• Enunciado
Copia de nuevo todas las filas, pero cambia "annotation-arrow-head" por "arrow-tip" en cada aparición. Deja el resto sin cambios.

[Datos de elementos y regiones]
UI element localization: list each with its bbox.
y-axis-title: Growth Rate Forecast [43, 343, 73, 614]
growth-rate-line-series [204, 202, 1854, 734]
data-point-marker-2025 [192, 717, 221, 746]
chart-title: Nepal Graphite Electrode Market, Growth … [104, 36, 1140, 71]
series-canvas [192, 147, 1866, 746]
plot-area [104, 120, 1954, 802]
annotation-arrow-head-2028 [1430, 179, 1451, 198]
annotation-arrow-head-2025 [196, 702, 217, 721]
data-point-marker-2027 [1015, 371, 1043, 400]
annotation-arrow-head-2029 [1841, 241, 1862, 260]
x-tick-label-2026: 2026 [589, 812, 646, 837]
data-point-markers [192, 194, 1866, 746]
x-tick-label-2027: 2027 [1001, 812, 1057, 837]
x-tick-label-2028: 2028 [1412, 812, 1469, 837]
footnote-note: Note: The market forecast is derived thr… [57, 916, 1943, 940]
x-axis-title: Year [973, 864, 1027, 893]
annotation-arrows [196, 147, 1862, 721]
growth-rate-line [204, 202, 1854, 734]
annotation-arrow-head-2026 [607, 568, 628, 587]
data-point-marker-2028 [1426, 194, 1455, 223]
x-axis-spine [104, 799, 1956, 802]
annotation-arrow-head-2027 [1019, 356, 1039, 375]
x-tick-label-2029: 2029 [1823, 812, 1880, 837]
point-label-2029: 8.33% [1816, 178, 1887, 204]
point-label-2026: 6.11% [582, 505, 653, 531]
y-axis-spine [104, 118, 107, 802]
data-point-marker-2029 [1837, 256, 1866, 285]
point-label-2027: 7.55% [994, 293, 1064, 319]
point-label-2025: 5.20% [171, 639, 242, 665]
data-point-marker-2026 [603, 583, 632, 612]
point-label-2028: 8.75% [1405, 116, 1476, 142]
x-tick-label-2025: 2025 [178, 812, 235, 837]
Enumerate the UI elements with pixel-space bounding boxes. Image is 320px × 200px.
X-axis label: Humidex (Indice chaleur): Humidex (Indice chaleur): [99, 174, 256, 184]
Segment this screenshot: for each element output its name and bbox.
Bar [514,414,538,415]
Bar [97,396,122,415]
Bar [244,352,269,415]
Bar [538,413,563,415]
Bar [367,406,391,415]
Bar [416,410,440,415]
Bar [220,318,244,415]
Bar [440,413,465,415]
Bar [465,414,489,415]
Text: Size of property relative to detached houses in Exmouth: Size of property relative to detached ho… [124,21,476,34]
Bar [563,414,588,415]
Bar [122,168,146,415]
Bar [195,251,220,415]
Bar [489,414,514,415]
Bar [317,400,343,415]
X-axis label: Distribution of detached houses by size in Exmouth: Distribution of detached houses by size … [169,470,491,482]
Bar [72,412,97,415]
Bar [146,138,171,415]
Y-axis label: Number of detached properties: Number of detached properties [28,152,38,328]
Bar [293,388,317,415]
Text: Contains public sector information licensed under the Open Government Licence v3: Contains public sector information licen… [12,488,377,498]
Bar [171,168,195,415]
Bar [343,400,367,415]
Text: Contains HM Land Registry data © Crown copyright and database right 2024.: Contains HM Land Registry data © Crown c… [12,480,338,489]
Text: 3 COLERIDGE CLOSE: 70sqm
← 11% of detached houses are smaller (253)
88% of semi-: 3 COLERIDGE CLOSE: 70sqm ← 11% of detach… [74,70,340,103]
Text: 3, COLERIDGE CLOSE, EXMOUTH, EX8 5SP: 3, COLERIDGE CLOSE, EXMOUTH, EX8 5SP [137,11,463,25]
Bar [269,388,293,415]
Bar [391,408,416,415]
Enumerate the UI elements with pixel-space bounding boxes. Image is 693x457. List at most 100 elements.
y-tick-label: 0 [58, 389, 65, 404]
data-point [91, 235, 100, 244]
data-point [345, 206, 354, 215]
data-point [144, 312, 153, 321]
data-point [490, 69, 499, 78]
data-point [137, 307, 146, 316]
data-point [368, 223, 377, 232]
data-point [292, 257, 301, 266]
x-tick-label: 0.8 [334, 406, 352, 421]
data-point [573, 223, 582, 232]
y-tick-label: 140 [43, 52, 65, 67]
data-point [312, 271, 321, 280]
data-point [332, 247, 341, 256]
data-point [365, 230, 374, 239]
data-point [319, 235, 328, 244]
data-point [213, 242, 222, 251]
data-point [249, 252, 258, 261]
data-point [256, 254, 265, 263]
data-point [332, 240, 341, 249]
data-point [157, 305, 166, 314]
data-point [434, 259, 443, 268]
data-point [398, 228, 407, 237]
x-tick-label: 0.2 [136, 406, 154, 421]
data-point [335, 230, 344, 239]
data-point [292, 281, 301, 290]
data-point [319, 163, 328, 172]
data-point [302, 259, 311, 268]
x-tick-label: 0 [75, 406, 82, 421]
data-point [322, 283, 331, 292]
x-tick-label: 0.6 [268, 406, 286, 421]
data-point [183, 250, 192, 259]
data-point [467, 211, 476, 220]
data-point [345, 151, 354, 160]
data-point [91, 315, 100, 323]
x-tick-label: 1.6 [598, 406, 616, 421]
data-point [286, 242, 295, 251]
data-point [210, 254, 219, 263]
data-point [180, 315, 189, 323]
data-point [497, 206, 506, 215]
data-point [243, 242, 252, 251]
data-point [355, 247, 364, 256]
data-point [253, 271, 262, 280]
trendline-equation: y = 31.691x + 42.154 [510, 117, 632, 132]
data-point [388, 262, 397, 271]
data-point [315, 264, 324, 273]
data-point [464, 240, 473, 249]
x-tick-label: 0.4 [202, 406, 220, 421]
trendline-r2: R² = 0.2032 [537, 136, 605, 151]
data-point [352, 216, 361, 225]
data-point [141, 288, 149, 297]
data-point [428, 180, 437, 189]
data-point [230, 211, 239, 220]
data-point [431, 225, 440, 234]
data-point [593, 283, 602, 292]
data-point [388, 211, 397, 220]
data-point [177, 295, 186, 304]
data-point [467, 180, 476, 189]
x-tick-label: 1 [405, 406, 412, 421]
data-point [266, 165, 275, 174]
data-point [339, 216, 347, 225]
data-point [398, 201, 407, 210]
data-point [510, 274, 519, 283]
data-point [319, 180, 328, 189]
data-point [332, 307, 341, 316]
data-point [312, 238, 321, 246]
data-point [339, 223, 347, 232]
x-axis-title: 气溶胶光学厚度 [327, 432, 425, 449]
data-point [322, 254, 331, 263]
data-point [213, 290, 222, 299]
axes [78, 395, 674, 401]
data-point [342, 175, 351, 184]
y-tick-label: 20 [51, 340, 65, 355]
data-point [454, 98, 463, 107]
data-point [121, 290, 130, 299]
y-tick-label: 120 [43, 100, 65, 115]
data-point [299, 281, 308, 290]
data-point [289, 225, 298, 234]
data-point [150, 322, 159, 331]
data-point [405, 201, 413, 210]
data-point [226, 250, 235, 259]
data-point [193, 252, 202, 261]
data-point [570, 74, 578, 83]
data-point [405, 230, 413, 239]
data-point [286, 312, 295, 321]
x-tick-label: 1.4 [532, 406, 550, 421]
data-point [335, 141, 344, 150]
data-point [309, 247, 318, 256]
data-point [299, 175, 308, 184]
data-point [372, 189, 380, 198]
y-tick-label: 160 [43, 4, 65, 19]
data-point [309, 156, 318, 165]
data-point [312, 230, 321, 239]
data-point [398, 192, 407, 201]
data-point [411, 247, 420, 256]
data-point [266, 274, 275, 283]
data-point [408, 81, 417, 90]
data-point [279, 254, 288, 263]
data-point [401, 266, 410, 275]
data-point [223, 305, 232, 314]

• Resultado
UI element localization: list each with its bbox.
y-axis-title: Growth Rate Forecast [43, 343, 73, 614]
growth-rate-line-series [204, 202, 1854, 734]
data-point-marker-2025 [192, 717, 221, 746]
chart-title: Nepal Graphite Electrode Market, Growth … [104, 36, 1140, 71]
series-canvas [192, 147, 1866, 746]
plot-area [104, 120, 1954, 802]
arrow-tip-2028 [1430, 179, 1451, 198]
arrow-tip-2025 [196, 702, 217, 721]
data-point-marker-2027 [1015, 371, 1043, 400]
arrow-tip-2029 [1841, 241, 1862, 260]
x-tick-label-2026: 2026 [589, 812, 646, 837]
data-point-markers [192, 194, 1866, 746]
x-tick-label-2027: 2027 [1001, 812, 1057, 837]
x-tick-label-2028: 2028 [1412, 812, 1469, 837]
footnote-note: Note: The market forecast is derived thr… [57, 916, 1943, 940]
x-axis-title: Year [973, 864, 1027, 893]
annotation-arrows [196, 147, 1862, 721]
growth-rate-line [204, 202, 1854, 734]
arrow-tip-2026 [607, 568, 628, 587]
data-point-marker-2028 [1426, 194, 1455, 223]
x-axis-spine [104, 799, 1956, 802]
arrow-tip-2027 [1019, 356, 1039, 375]
x-tick-label-2029: 2029 [1823, 812, 1880, 837]
point-label-2029: 8.33% [1816, 178, 1887, 204]
point-label-2026: 6.11% [582, 505, 653, 531]
y-axis-spine [104, 118, 107, 802]
data-point-marker-2029 [1837, 256, 1866, 285]
point-label-2027: 7.55% [994, 293, 1064, 319]
point-label-2025: 5.20% [171, 639, 242, 665]
data-point-marker-2026 [603, 583, 632, 612]
point-label-2028: 8.75% [1405, 116, 1476, 142]
x-tick-label-2025: 2025 [178, 812, 235, 837]
Enumerate the UI elements with pixel-space bounding boxes. Image is 320px × 200px.
X-axis label: Humidex (Indice chaleur): Humidex (Indice chaleur): [99, 174, 256, 184]
Segment this screenshot: for each element output its name and bbox.
Bar [514,414,538,415]
Bar [97,396,122,415]
Bar [244,352,269,415]
Bar [538,413,563,415]
Bar [367,406,391,415]
Bar [416,410,440,415]
Bar [220,318,244,415]
Bar [440,413,465,415]
Bar [465,414,489,415]
Text: Size of property relative to detached houses in Exmouth: Size of property relative to detached ho… [124,21,476,34]
Bar [563,414,588,415]
Bar [122,168,146,415]
Bar [195,251,220,415]
Bar [489,414,514,415]
Bar [317,400,343,415]
X-axis label: Distribution of detached houses by size in Exmouth: Distribution of detached houses by size … [169,470,491,482]
Bar [72,412,97,415]
Bar [146,138,171,415]
Y-axis label: Number of detached properties: Number of detached properties [28,152,38,328]
Bar [293,388,317,415]
Text: Contains public sector information licensed under the Open Government Licence v3: Contains public sector information licen… [12,488,377,498]
Bar [171,168,195,415]
Bar [343,400,367,415]
Text: Contains HM Land Registry data © Crown copyright and database right 2024.: Contains HM Land Registry data © Crown c… [12,480,338,489]
Text: 3 COLERIDGE CLOSE: 70sqm
← 11% of detached houses are smaller (253)
88% of semi-: 3 COLERIDGE CLOSE: 70sqm ← 11% of detach… [74,70,340,103]
Text: 3, COLERIDGE CLOSE, EXMOUTH, EX8 5SP: 3, COLERIDGE CLOSE, EXMOUTH, EX8 5SP [137,11,463,25]
Bar [269,388,293,415]
Bar [391,408,416,415]
Enumerate the UI elements with pixel-space bounding boxes. Image is 693x457. List at most 100 elements.
y-tick-label: 0 [58, 389, 65, 404]
data-point [91, 235, 100, 244]
data-point [345, 206, 354, 215]
data-point [144, 312, 153, 321]
data-point [490, 69, 499, 78]
data-point [137, 307, 146, 316]
data-point [368, 223, 377, 232]
data-point [292, 257, 301, 266]
x-tick-label: 0.8 [334, 406, 352, 421]
data-point [573, 223, 582, 232]
y-tick-label: 140 [43, 52, 65, 67]
data-point [312, 271, 321, 280]
data-point [332, 247, 341, 256]
data-point [365, 230, 374, 239]
data-point [319, 235, 328, 244]
data-point [213, 242, 222, 251]
data-point [249, 252, 258, 261]
data-point [256, 254, 265, 263]
data-point [332, 240, 341, 249]
data-point [157, 305, 166, 314]
data-point [434, 259, 443, 268]
data-point [398, 228, 407, 237]
x-tick-label: 0.2 [136, 406, 154, 421]
data-point [335, 230, 344, 239]
data-point [292, 281, 301, 290]
data-point [319, 163, 328, 172]
data-point [302, 259, 311, 268]
x-tick-label: 0 [75, 406, 82, 421]
data-point [322, 283, 331, 292]
x-tick-label: 0.6 [268, 406, 286, 421]
data-point [183, 250, 192, 259]
data-point [467, 211, 476, 220]
data-point [345, 151, 354, 160]
data-point [91, 315, 100, 323]
x-tick-label: 1.6 [598, 406, 616, 421]
data-point [286, 242, 295, 251]
data-point [210, 254, 219, 263]
data-point [180, 315, 189, 323]
data-point [497, 206, 506, 215]
data-point [243, 242, 252, 251]
data-point [355, 247, 364, 256]
data-point [253, 271, 262, 280]
trendline-equation: y = 31.691x + 42.154 [510, 117, 632, 132]
data-point [388, 262, 397, 271]
data-point [315, 264, 324, 273]
data-point [464, 240, 473, 249]
x-tick-label: 0.4 [202, 406, 220, 421]
trendline-r2: R² = 0.2032 [537, 136, 605, 151]
data-point [352, 216, 361, 225]
data-point [141, 288, 149, 297]
data-point [428, 180, 437, 189]
data-point [230, 211, 239, 220]
data-point [431, 225, 440, 234]
data-point [593, 283, 602, 292]
data-point [388, 211, 397, 220]
data-point [177, 295, 186, 304]
data-point [467, 180, 476, 189]
x-tick-label: 1 [405, 406, 412, 421]
data-point [266, 165, 275, 174]
data-point [339, 216, 347, 225]
data-point [398, 201, 407, 210]
data-point [510, 274, 519, 283]
data-point [319, 180, 328, 189]
data-point [332, 307, 341, 316]
data-point [312, 238, 321, 246]
data-point [339, 223, 347, 232]
x-axis-title: 气溶胶光学厚度 [327, 432, 425, 449]
data-point [322, 254, 331, 263]
data-point [213, 290, 222, 299]
axes [78, 395, 674, 401]
data-point [342, 175, 351, 184]
y-tick-label: 20 [51, 340, 65, 355]
data-point [454, 98, 463, 107]
data-point [121, 290, 130, 299]
y-tick-label: 120 [43, 100, 65, 115]
data-point [299, 281, 308, 290]
data-point [289, 225, 298, 234]
data-point [150, 322, 159, 331]
data-point [405, 201, 413, 210]
data-point [226, 250, 235, 259]
data-point [193, 252, 202, 261]
data-point [570, 74, 578, 83]
data-point [405, 230, 413, 239]
data-point [286, 312, 295, 321]
x-tick-label: 1.4 [532, 406, 550, 421]
data-point [335, 141, 344, 150]
data-point [309, 247, 318, 256]
data-point [299, 175, 308, 184]
data-point [372, 189, 380, 198]
y-tick-label: 160 [43, 4, 65, 19]
data-point [309, 156, 318, 165]
data-point [312, 230, 321, 239]
data-point [398, 192, 407, 201]
data-point [411, 247, 420, 256]
data-point [266, 274, 275, 283]
data-point [408, 81, 417, 90]
data-point [279, 254, 288, 263]
data-point [401, 266, 410, 275]
data-point [223, 305, 232, 314]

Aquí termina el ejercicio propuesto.